Stored items:
-*-*-

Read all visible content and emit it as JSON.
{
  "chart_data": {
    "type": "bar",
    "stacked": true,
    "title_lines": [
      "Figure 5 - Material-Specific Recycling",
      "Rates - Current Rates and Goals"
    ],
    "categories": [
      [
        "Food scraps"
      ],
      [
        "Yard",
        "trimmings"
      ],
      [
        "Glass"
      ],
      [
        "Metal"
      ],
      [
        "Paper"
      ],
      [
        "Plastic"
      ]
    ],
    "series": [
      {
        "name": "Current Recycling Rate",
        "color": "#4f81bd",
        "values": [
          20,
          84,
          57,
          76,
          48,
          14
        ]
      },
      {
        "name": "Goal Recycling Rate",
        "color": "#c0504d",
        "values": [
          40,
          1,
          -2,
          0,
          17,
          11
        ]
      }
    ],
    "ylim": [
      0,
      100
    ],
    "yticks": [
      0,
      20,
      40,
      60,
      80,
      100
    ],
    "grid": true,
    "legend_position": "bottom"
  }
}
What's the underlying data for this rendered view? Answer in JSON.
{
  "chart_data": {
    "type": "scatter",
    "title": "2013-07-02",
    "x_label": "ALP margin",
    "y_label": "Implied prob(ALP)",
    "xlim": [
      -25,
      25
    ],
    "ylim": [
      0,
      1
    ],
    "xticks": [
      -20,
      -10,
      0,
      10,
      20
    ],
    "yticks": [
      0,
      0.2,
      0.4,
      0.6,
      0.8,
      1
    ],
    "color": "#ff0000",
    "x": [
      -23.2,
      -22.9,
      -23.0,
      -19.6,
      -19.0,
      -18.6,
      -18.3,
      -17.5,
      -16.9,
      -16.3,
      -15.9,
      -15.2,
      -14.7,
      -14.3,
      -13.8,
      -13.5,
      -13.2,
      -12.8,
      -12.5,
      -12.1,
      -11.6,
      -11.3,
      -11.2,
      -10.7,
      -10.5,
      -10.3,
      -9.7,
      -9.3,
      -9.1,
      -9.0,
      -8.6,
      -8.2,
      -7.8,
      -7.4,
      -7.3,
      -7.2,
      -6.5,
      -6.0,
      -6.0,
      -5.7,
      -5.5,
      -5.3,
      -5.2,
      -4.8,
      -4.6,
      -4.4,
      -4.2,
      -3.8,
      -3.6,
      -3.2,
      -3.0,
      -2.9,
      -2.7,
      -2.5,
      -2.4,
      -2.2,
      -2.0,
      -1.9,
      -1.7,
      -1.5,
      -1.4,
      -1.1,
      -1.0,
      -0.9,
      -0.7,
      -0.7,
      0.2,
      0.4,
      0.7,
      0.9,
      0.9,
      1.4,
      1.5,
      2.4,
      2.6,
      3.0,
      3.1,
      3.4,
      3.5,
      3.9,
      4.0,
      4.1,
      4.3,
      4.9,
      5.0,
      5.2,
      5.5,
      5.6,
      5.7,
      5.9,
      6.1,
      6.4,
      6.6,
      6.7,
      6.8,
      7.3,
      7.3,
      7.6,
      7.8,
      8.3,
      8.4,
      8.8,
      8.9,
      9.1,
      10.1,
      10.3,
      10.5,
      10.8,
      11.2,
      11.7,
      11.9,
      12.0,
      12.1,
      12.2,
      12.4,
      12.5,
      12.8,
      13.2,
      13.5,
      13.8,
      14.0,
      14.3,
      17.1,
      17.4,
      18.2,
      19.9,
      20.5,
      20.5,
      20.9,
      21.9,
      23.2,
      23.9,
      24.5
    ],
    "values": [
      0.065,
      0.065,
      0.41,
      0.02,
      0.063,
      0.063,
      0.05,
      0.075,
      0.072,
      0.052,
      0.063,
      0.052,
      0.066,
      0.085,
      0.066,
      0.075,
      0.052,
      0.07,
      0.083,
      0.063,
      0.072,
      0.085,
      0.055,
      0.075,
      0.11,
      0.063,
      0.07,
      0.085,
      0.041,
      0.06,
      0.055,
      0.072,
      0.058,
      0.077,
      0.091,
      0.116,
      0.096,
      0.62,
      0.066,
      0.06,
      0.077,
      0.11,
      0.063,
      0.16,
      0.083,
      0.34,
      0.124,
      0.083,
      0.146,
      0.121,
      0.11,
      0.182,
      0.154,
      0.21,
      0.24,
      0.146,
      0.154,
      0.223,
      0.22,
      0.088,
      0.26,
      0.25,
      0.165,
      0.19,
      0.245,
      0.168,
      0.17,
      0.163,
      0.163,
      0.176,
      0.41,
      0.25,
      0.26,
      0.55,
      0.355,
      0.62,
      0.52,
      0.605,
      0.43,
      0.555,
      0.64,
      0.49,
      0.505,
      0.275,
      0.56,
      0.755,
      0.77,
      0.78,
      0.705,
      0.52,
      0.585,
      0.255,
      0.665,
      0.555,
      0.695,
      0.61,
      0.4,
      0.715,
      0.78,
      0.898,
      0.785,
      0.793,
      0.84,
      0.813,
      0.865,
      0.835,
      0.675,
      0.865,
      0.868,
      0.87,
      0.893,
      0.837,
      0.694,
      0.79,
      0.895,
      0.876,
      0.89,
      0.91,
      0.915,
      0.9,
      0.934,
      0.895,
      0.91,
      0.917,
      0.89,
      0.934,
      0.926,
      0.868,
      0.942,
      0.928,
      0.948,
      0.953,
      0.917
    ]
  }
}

-*-*-

*EXERCISE GOAL*: Reproduce every line of the data verbatim.

*ANSWER TO THE TASK*:
Read all visible content and emit it as JSON.
{
  "chart_data": {
    "type": "bar",
    "stacked": true,
    "title_lines": [
      "Figure 5 - Material-Specific Recycling",
      "Rates - Current Rates and Goals"
    ],
    "categories": [
      [
        "Food scraps"
      ],
      [
        "Yard",
        "trimmings"
      ],
      [
        "Glass"
      ],
      [
        "Metal"
      ],
      [
        "Paper"
      ],
      [
        "Plastic"
      ]
    ],
    "series": [
      {
        "name": "Current Recycling Rate",
        "color": "#4f81bd",
        "values": [
          20,
          84,
          57,
          76,
          48,
          14
        ]
      },
      {
        "name": "Goal Recycling Rate",
        "color": "#c0504d",
        "values": [
          40,
          1,
          -2,
          0,
          17,
          11
        ]
      }
    ],
    "ylim": [
      0,
      100
    ],
    "yticks": [
      0,
      20,
      40,
      60,
      80,
      100
    ],
    "grid": true,
    "legend_position": "bottom"
  }
}
What's the underlying data for this rendered view? Answer in JSON.
{
  "chart_data": {
    "type": "scatter",
    "title": "2013-07-02",
    "x_label": "ALP margin",
    "y_label": "Implied prob(ALP)",
    "xlim": [
      -25,
      25
    ],
    "ylim": [
      0,
      1
    ],
    "xticks": [
      -20,
      -10,
      0,
      10,
      20
    ],
    "yticks": [
      0,
      0.2,
      0.4,
      0.6,
      0.8,
      1
    ],
    "color": "#ff0000",
    "x": [
      -23.2,
      -22.9,
      -23.0,
      -19.6,
      -19.0,
      -18.6,
      -18.3,
      -17.5,
      -16.9,
      -16.3,
      -15.9,
      -15.2,
      -14.7,
      -14.3,
      -13.8,
      -13.5,
      -13.2,
      -12.8,
      -12.5,
      -12.1,
      -11.6,
      -11.3,
      -11.2,
      -10.7,
      -10.5,
      -10.3,
      -9.7,
      -9.3,
      -9.1,
      -9.0,
      -8.6,
      -8.2,
      -7.8,
      -7.4,
      -7.3,
      -7.2,
      -6.5,
      -6.0,
      -6.0,
      -5.7,
      -5.5,
      -5.3,
      -5.2,
      -4.8,
      -4.6,
      -4.4,
      -4.2,
      -3.8,
      -3.6,
      -3.2,
      -3.0,
      -2.9,
      -2.7,
      -2.5,
      -2.4,
      -2.2,
      -2.0,
      -1.9,
      -1.7,
      -1.5,
      -1.4,
      -1.1,
      -1.0,
      -0.9,
      -0.7,
      -0.7,
      0.2,
      0.4,
      0.7,
      0.9,
      0.9,
      1.4,
      1.5,
      2.4,
      2.6,
      3.0,
      3.1,
      3.4,
      3.5,
      3.9,
      4.0,
      4.1,
      4.3,
      4.9,
      5.0,
      5.2,
      5.5,
      5.6,
      5.7,
      5.9,
      6.1,
      6.4,
      6.6,
      6.7,
      6.8,
      7.3,
      7.3,
      7.6,
      7.8,
      8.3,
      8.4,
      8.8,
      8.9,
      9.1,
      10.1,
      10.3,
      10.5,
      10.8,
      11.2,
      11.7,
      11.9,
      12.0,
      12.1,
      12.2,
      12.4,
      12.5,
      12.8,
      13.2,
      13.5,
      13.8,
      14.0,
      14.3,
      17.1,
      17.4,
      18.2,
      19.9,
      20.5,
      20.5,
      20.9,
      21.9,
      23.2,
      23.9,
      24.5
    ],
    "values": [
      0.065,
      0.065,
      0.41,
      0.02,
      0.063,
      0.063,
      0.05,
      0.075,
      0.072,
      0.052,
      0.063,
      0.052,
      0.066,
      0.085,
      0.066,
      0.075,
      0.052,
      0.07,
      0.083,
      0.063,
      0.072,
      0.085,
      0.055,
      0.075,
      0.11,
      0.063,
      0.07,
      0.085,
      0.041,
      0.06,
      0.055,
      0.072,
      0.058,
      0.077,
      0.091,
      0.116,
      0.096,
      0.62,
      0.066,
      0.06,
      0.077,
      0.11,
      0.063,
      0.16,
      0.083,
      0.34,
      0.124,
      0.083,
      0.146,
      0.121,
      0.11,
      0.182,
      0.154,
      0.21,
      0.24,
      0.146,
      0.154,
      0.223,
      0.22,
      0.088,
      0.26,
      0.25,
      0.165,
      0.19,
      0.245,
      0.168,
      0.17,
      0.163,
      0.163,
      0.176,
      0.41,
      0.25,
      0.26,
      0.55,
      0.355,
      0.62,
      0.52,
      0.605,
      0.43,
      0.555,
      0.64,
      0.49,
      0.505,
      0.275,
      0.56,
      0.755,
      0.77,
      0.78,
      0.705,
      0.52,
      0.585,
      0.255,
      0.665,
      0.555,
      0.695,
      0.61,
      0.4,
      0.715,
      0.78,
      0.898,
      0.785,
      0.793,
      0.84,
      0.813,
      0.865,
      0.835,
      0.675,
      0.865,
      0.868,
      0.87,
      0.893,
      0.837,
      0.694,
      0.79,
      0.895,
      0.876,
      0.89,
      0.91,
      0.915,
      0.9,
      0.934,
      0.895,
      0.91,
      0.917,
      0.89,
      0.934,
      0.926,
      0.868,
      0.942,
      0.928,
      0.948,
      0.953,
      0.917
    ]
  }
}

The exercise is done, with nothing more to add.